= Exercise directions =
Transcribe every entry word for word. Skip the pictures.

==*==

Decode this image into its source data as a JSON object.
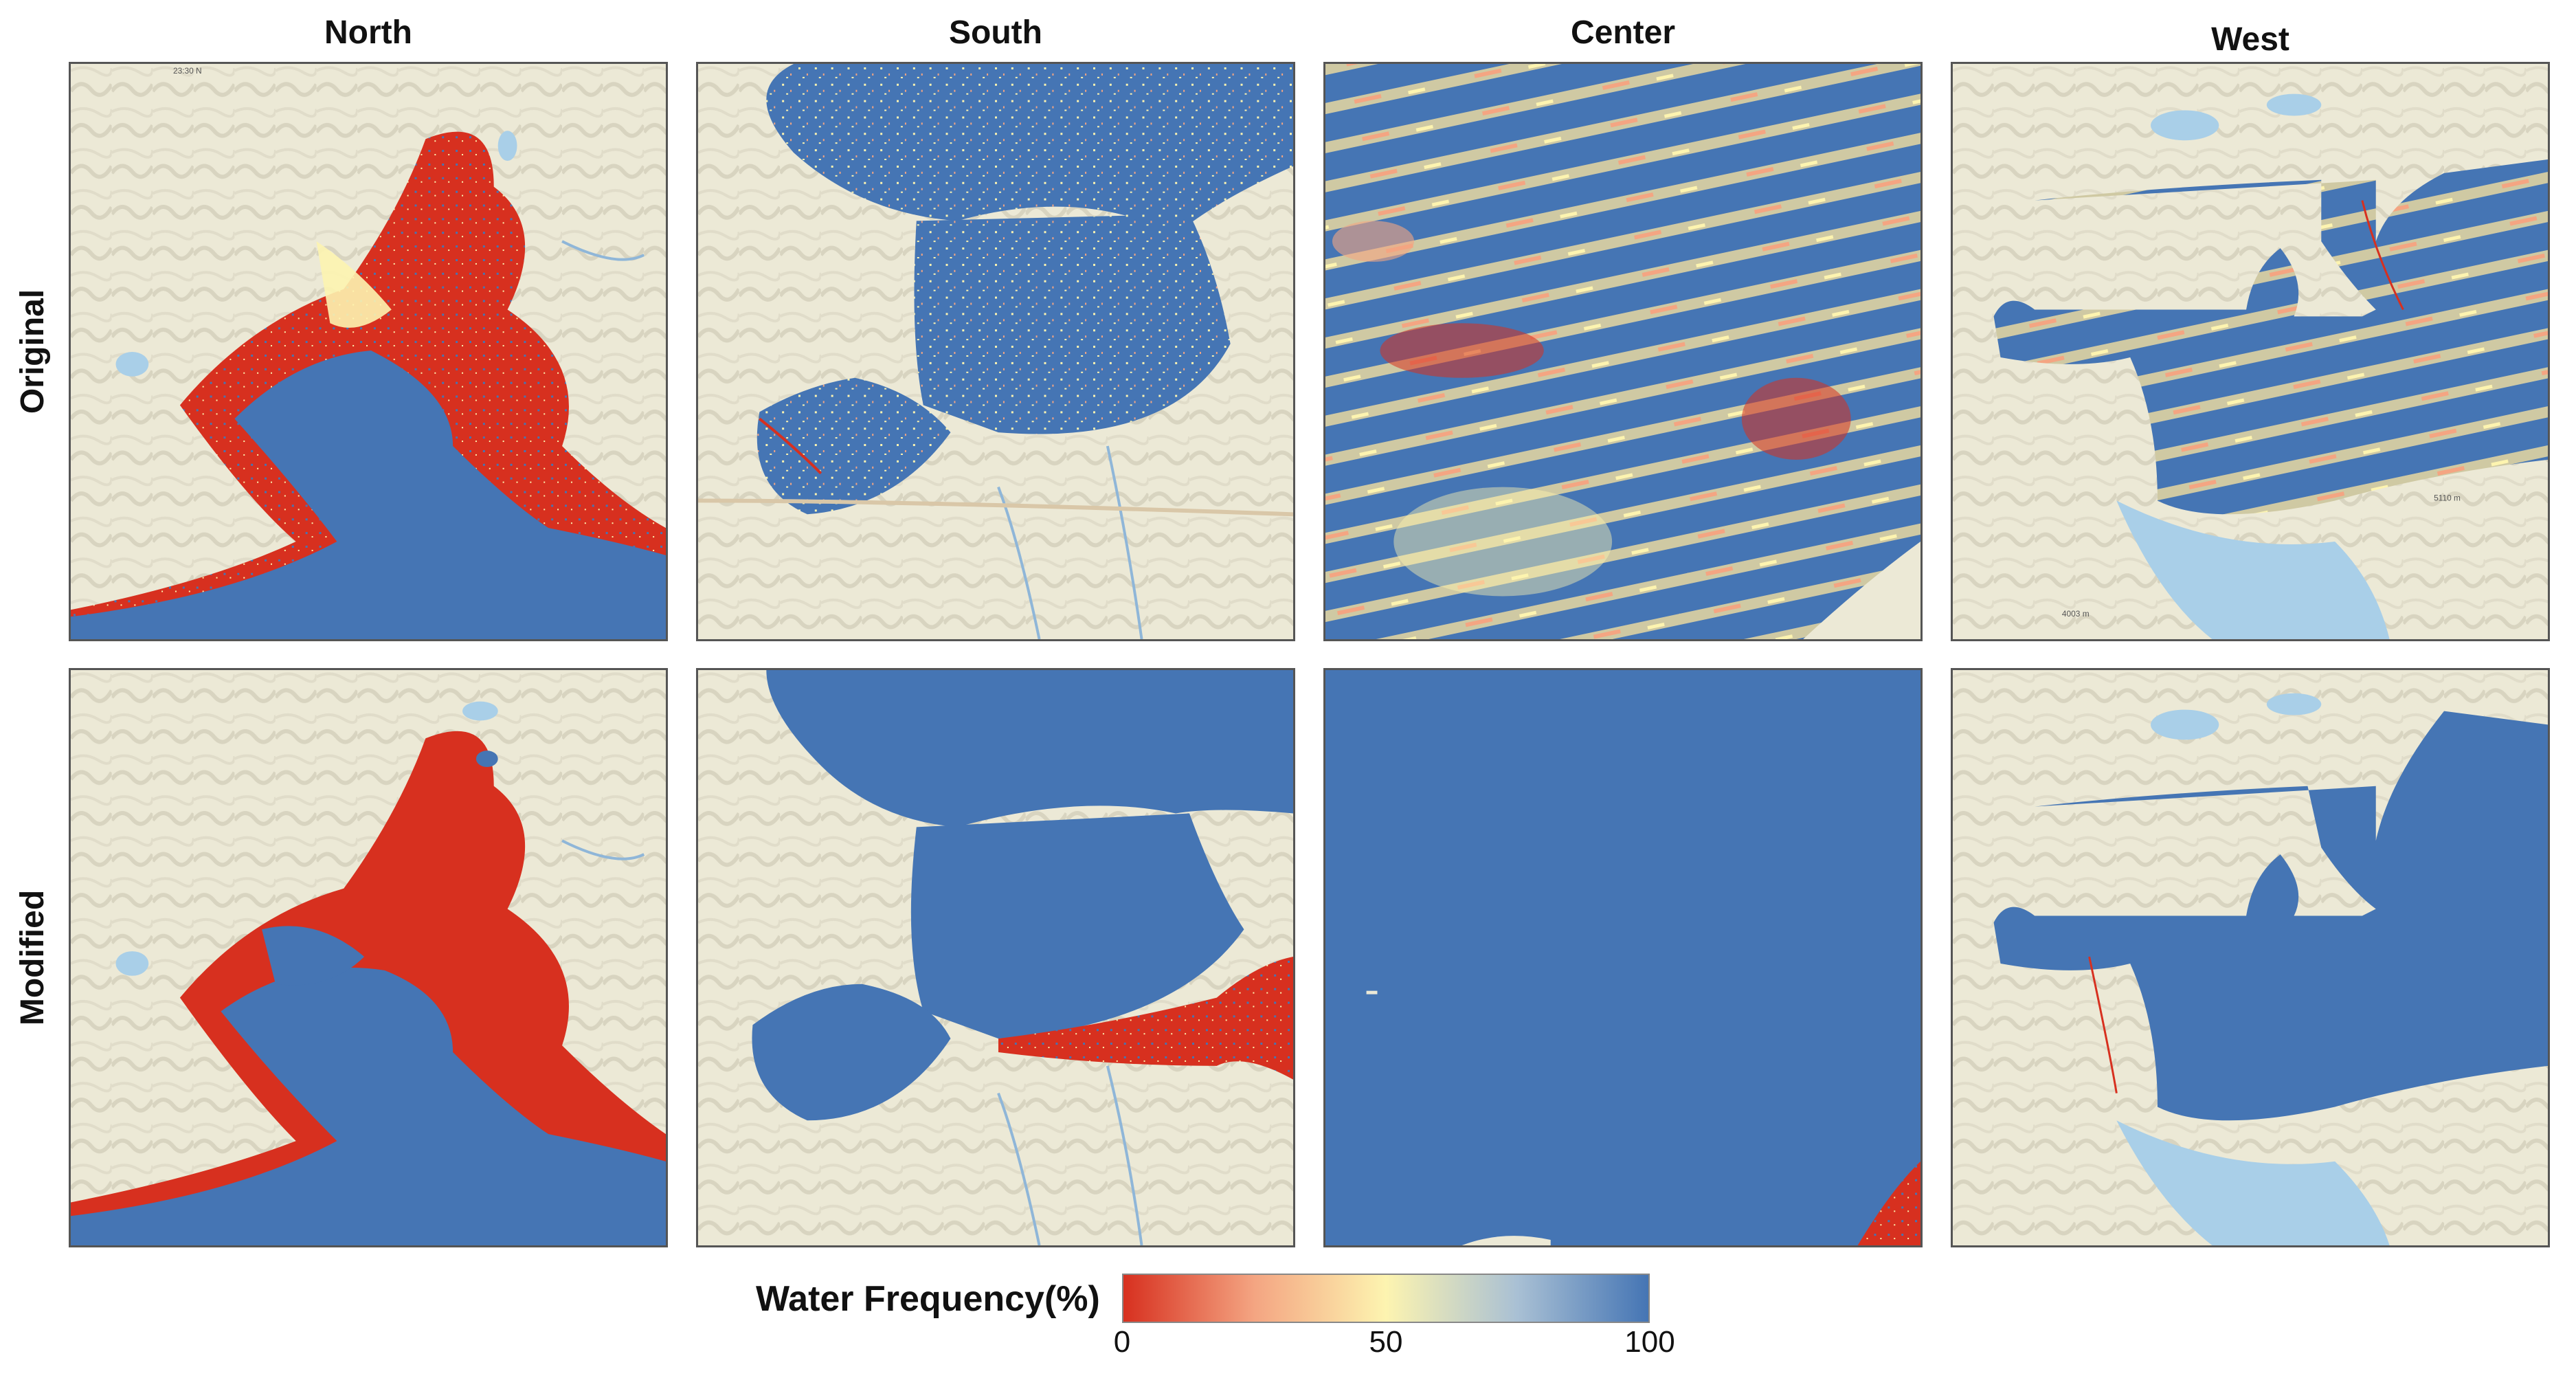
{
  "columns": [
    "North",
    "South",
    "Center",
    "West"
  ],
  "rows": [
    "Original",
    "Modified"
  ],
  "legend": {
    "title": "Water Frequency(%)",
    "min_label": "0",
    "mid_label": "50",
    "max_label": "100",
    "gradient": [
      "#d7301f",
      "#f4a582",
      "#fdf4b0",
      "#a9c0d4",
      "#4575b4"
    ]
  },
  "map_labels": {
    "north_scale": "23:30 N",
    "west_elev_1": "5110 m",
    "west_elev_2": "4003 m"
  },
  "colors": {
    "water_high": "#4575b4",
    "water_low": "#d7301f",
    "water_mid": "#fdf4b0",
    "land": "#ece9d6",
    "lake": "#a9cfe8",
    "terrain": "#c9c6b4"
  },
  "panels": [
    {
      "name": "north-original",
      "dominant": "mixed-red-blue"
    },
    {
      "name": "south-original",
      "dominant": "blue"
    },
    {
      "name": "center-original",
      "dominant": "striped-blue-yellow-red"
    },
    {
      "name": "west-original",
      "dominant": "striped-blue"
    },
    {
      "name": "north-modified",
      "dominant": "mixed-red-blue"
    },
    {
      "name": "south-modified",
      "dominant": "blue"
    },
    {
      "name": "center-modified",
      "dominant": "blue"
    },
    {
      "name": "west-modified",
      "dominant": "blue"
    }
  ]
}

==*==

= Solution to the exercise =
Decode this image into its source data as a JSON object.
{
  "columns": [
    "North",
    "South",
    "Center",
    "West"
  ],
  "rows": [
    "Original",
    "Modified"
  ],
  "legend": {
    "title": "Water Frequency(%)",
    "min_label": "0",
    "mid_label": "50",
    "max_label": "100",
    "gradient": [
      "#d7301f",
      "#f4a582",
      "#fdf4b0",
      "#a9c0d4",
      "#4575b4"
    ]
  },
  "map_labels": {
    "north_scale": "23:30 N",
    "west_elev_1": "5110 m",
    "west_elev_2": "4003 m"
  },
  "colors": {
    "water_high": "#4575b4",
    "water_low": "#d7301f",
    "water_mid": "#fdf4b0",
    "land": "#ece9d6",
    "lake": "#a9cfe8",
    "terrain": "#c9c6b4"
  },
  "panels": [
    {
      "name": "north-original",
      "dominant": "mixed-red-blue"
    },
    {
      "name": "south-original",
      "dominant": "blue"
    },
    {
      "name": "center-original",
      "dominant": "striped-blue-yellow-red"
    },
    {
      "name": "west-original",
      "dominant": "striped-blue"
    },
    {
      "name": "north-modified",
      "dominant": "mixed-red-blue"
    },
    {
      "name": "south-modified",
      "dominant": "blue"
    },
    {
      "name": "center-modified",
      "dominant": "blue"
    },
    {
      "name": "west-modified",
      "dominant": "blue"
    }
  ]
}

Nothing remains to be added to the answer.